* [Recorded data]
-- Start --
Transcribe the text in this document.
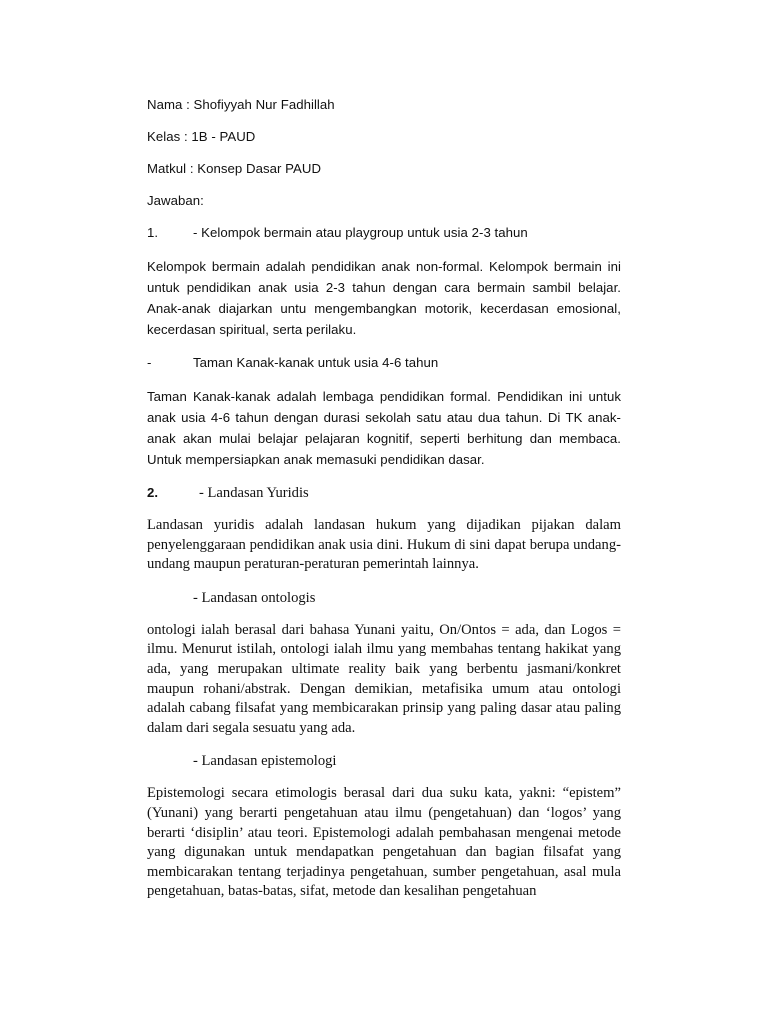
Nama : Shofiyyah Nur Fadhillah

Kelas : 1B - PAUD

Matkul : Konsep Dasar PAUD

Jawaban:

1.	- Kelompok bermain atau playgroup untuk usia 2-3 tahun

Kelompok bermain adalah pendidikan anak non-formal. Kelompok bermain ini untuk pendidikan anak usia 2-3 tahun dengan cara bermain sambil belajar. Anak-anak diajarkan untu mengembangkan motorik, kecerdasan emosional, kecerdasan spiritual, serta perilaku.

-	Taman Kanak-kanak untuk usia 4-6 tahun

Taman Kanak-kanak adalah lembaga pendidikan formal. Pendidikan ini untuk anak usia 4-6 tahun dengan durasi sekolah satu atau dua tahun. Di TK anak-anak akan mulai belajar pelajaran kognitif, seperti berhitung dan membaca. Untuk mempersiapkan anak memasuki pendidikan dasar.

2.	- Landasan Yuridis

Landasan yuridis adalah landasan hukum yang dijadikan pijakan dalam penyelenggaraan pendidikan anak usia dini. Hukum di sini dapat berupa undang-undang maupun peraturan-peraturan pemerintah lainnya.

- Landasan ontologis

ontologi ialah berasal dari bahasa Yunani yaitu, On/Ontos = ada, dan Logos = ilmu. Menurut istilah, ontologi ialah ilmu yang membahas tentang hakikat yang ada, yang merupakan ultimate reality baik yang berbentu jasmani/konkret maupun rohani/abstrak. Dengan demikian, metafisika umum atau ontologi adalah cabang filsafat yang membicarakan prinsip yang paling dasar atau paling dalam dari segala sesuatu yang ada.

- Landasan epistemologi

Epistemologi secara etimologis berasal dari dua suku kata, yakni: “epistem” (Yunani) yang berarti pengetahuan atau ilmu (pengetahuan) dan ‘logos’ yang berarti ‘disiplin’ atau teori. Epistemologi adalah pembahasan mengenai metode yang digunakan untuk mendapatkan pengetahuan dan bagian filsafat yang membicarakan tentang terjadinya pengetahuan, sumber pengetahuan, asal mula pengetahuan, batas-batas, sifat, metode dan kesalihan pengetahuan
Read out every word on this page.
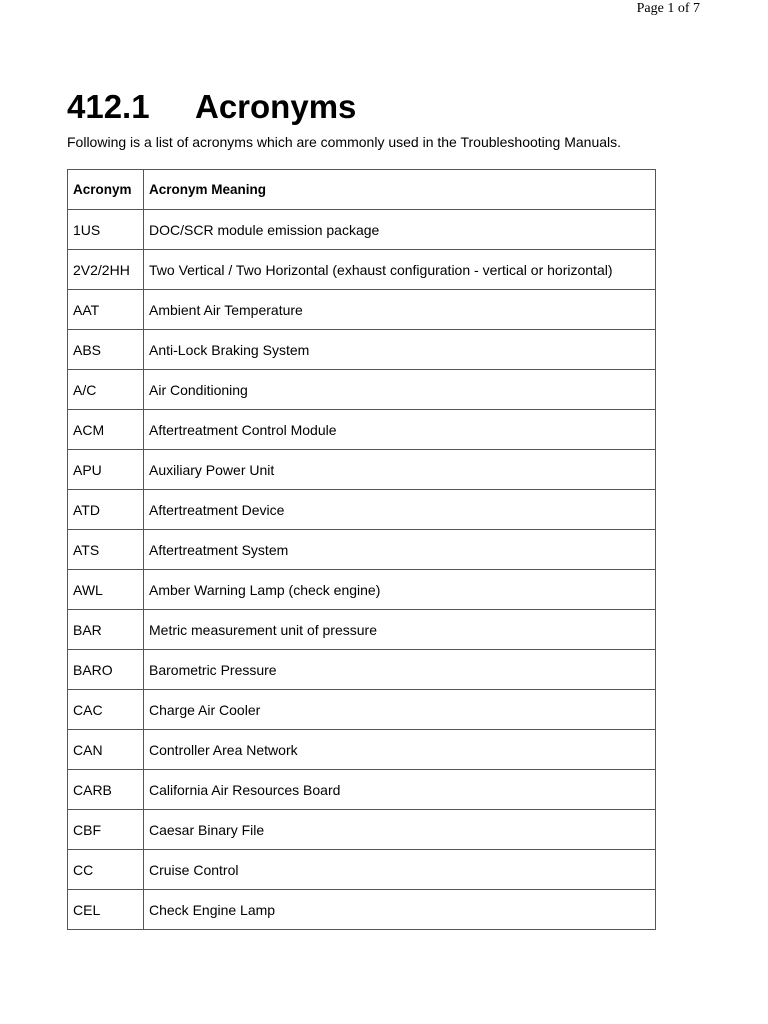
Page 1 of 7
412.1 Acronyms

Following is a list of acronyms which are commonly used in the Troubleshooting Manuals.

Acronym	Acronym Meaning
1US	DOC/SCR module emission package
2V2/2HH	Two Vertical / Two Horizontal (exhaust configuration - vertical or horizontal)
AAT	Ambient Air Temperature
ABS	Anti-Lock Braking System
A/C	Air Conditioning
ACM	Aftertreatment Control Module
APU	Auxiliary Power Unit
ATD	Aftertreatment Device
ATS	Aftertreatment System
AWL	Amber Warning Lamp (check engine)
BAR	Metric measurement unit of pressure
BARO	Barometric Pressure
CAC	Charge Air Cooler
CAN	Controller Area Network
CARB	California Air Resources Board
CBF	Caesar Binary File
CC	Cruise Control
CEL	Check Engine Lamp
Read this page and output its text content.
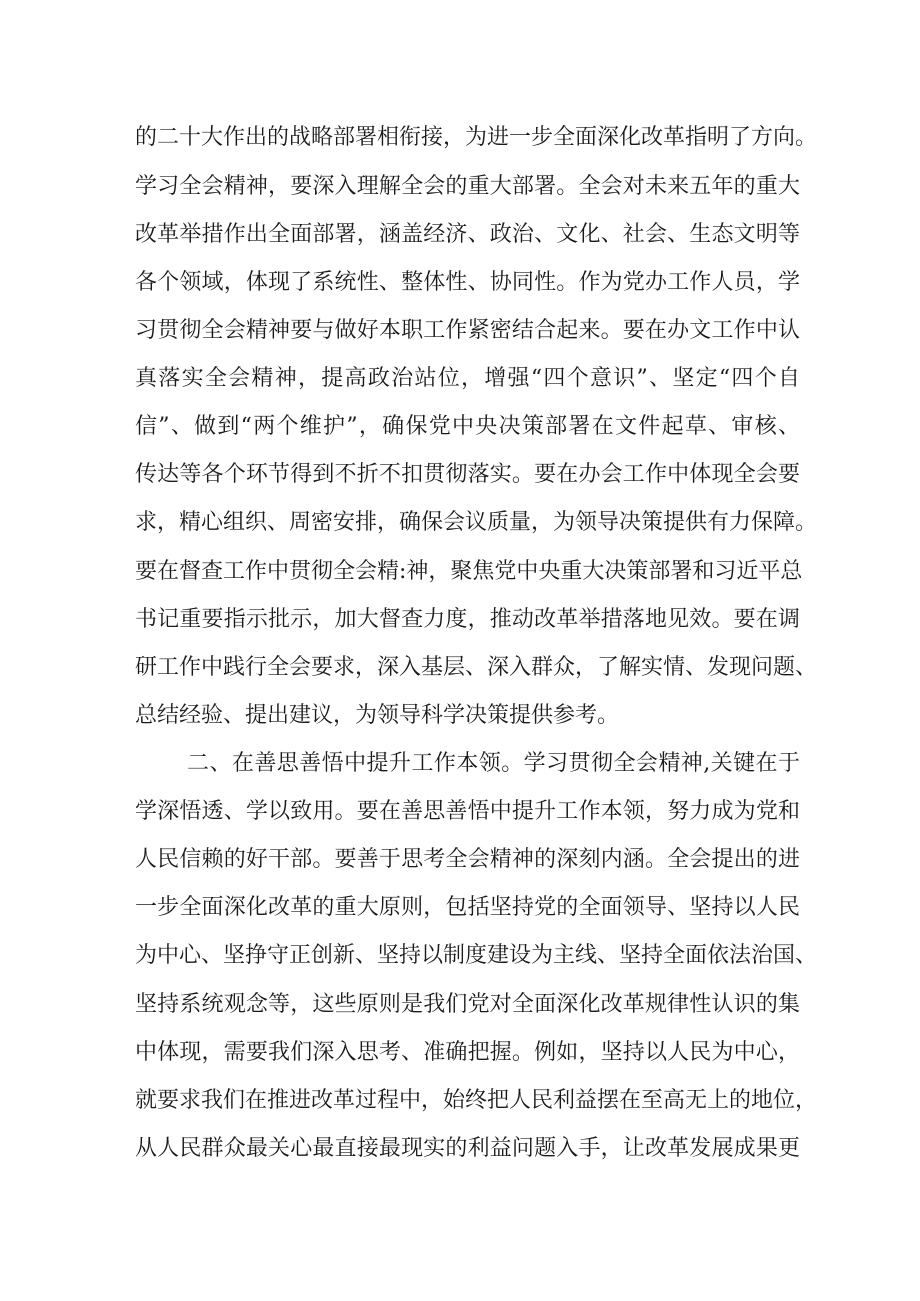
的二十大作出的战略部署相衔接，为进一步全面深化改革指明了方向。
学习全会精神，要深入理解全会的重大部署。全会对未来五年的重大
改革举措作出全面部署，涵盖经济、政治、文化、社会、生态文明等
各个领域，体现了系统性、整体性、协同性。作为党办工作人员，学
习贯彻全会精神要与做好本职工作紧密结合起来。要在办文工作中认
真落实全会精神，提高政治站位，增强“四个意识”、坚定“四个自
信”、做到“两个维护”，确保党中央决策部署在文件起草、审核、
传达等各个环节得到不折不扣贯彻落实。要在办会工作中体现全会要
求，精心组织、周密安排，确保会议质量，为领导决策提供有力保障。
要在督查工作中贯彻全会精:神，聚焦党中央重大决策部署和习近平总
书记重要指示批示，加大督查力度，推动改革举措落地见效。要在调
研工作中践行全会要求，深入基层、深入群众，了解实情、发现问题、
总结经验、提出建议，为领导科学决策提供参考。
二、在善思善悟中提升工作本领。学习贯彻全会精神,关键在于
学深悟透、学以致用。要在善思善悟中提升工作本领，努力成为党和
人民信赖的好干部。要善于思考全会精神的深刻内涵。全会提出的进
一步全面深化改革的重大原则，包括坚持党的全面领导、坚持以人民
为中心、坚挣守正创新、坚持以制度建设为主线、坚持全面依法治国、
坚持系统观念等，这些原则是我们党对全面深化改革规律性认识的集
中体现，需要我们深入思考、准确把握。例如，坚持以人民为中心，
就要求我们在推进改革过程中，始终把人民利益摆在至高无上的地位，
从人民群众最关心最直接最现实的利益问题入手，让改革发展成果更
-- End --
-- Start --
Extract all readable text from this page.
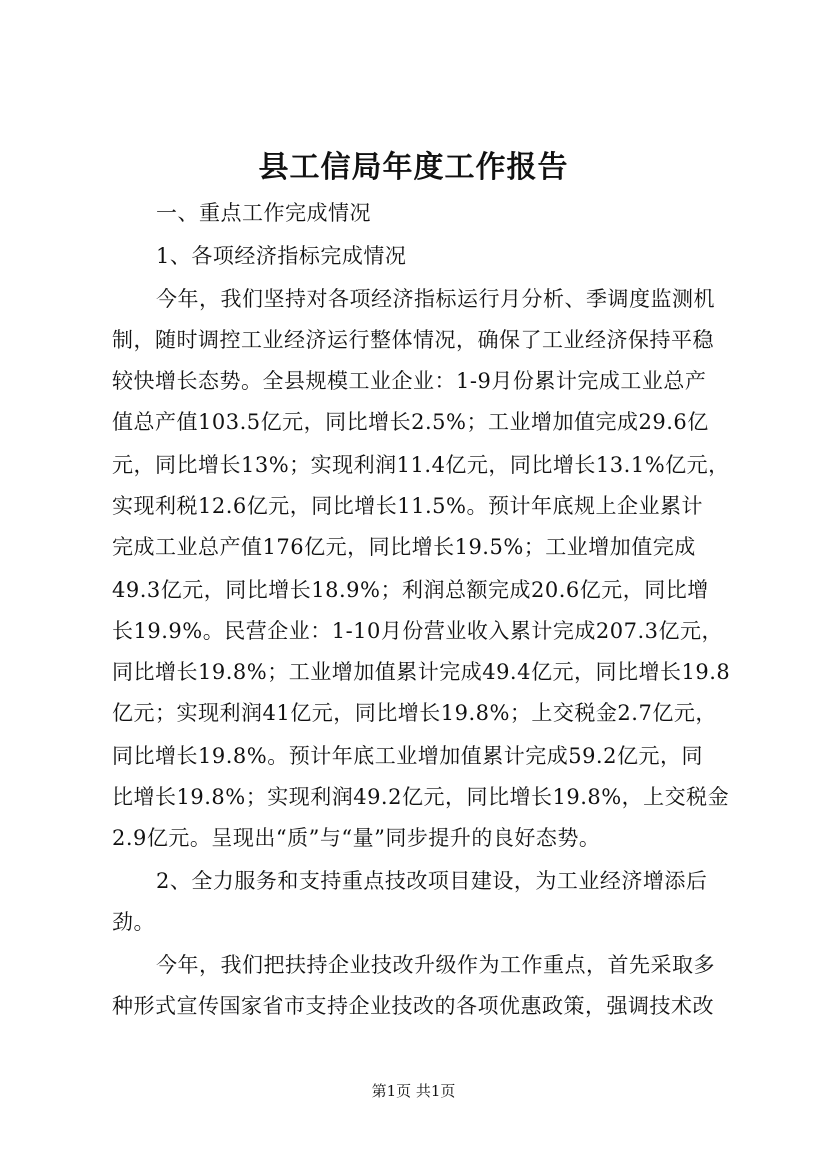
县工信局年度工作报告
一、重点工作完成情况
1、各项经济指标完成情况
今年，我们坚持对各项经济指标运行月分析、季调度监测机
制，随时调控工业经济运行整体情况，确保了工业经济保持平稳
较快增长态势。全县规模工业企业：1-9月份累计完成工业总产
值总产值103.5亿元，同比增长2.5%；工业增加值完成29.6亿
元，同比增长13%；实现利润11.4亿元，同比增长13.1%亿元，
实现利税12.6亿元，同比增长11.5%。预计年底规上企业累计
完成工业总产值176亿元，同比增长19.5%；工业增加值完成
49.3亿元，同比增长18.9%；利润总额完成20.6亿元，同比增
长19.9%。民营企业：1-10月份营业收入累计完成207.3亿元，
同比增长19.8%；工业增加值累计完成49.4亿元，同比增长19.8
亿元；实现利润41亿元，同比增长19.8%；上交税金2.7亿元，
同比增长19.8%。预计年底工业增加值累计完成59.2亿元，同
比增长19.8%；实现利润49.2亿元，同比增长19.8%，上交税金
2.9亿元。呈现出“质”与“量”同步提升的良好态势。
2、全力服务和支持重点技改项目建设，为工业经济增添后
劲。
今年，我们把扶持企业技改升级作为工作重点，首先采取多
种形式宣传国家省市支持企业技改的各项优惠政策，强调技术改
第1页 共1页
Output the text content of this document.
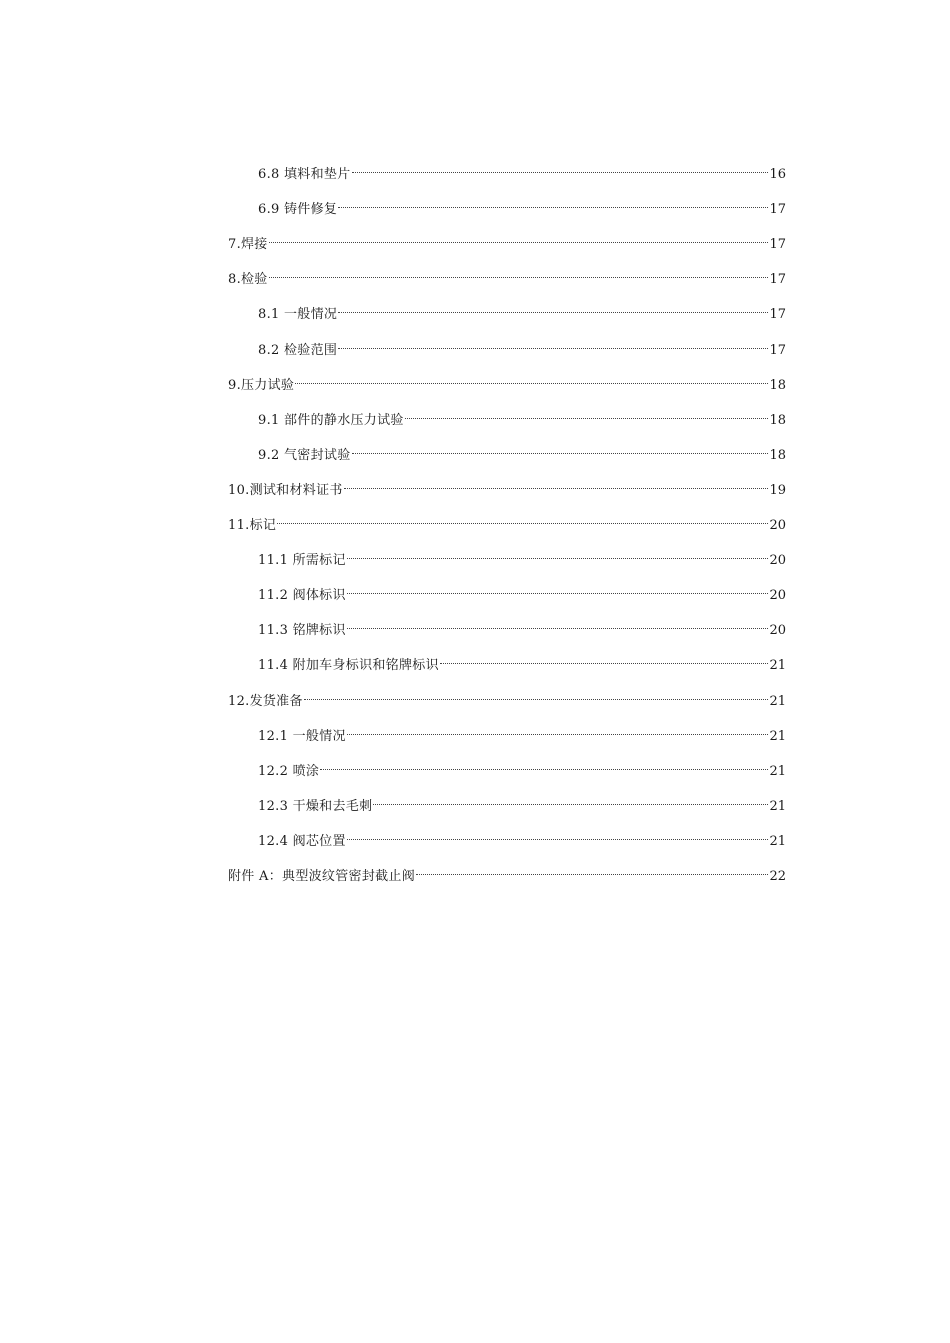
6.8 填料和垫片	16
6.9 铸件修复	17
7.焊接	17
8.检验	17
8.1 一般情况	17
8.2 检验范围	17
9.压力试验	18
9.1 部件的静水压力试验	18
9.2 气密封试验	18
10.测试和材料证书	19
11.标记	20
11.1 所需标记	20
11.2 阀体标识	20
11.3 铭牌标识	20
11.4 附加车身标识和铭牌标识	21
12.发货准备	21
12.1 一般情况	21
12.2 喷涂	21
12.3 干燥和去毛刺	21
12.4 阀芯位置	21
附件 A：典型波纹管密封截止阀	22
-- End --
-- Start --
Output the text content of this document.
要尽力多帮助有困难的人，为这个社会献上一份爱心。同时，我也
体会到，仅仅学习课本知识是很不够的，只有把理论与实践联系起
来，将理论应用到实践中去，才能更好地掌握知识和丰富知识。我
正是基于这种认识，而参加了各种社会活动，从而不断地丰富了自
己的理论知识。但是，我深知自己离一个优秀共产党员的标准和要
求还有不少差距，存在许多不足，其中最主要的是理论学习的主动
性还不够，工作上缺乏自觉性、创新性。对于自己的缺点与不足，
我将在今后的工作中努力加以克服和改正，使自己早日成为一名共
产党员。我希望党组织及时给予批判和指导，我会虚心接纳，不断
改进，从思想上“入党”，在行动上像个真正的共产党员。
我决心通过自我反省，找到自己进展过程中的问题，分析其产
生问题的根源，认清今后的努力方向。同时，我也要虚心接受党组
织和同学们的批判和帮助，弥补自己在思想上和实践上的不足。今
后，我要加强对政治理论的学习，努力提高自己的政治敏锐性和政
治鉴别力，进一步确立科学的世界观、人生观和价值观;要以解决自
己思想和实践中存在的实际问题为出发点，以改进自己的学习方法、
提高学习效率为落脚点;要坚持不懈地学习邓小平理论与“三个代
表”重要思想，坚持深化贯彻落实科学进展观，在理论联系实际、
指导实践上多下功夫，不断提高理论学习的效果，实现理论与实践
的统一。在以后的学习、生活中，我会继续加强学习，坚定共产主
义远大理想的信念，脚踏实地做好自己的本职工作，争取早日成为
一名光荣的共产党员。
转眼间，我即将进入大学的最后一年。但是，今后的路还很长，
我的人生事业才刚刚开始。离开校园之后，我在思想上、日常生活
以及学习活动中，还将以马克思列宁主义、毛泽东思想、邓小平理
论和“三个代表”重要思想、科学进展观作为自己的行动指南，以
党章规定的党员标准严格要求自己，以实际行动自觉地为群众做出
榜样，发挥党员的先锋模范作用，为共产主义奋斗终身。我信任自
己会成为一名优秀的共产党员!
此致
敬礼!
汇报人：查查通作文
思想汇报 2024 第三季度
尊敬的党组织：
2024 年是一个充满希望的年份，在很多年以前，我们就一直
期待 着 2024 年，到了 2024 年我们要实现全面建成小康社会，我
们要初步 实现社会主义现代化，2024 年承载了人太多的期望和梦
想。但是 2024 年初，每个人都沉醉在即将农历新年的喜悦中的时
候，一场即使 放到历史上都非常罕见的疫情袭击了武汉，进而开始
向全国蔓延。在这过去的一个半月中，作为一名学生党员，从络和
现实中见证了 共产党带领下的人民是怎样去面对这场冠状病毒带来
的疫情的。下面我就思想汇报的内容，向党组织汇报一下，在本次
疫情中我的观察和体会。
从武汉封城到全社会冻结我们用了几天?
-- End --
* [Exercise]
Gather each line that holds "PAUD".

* [Written response]
Kelas : 1B - PAUD
Matkul : Konsep Dasar PAUD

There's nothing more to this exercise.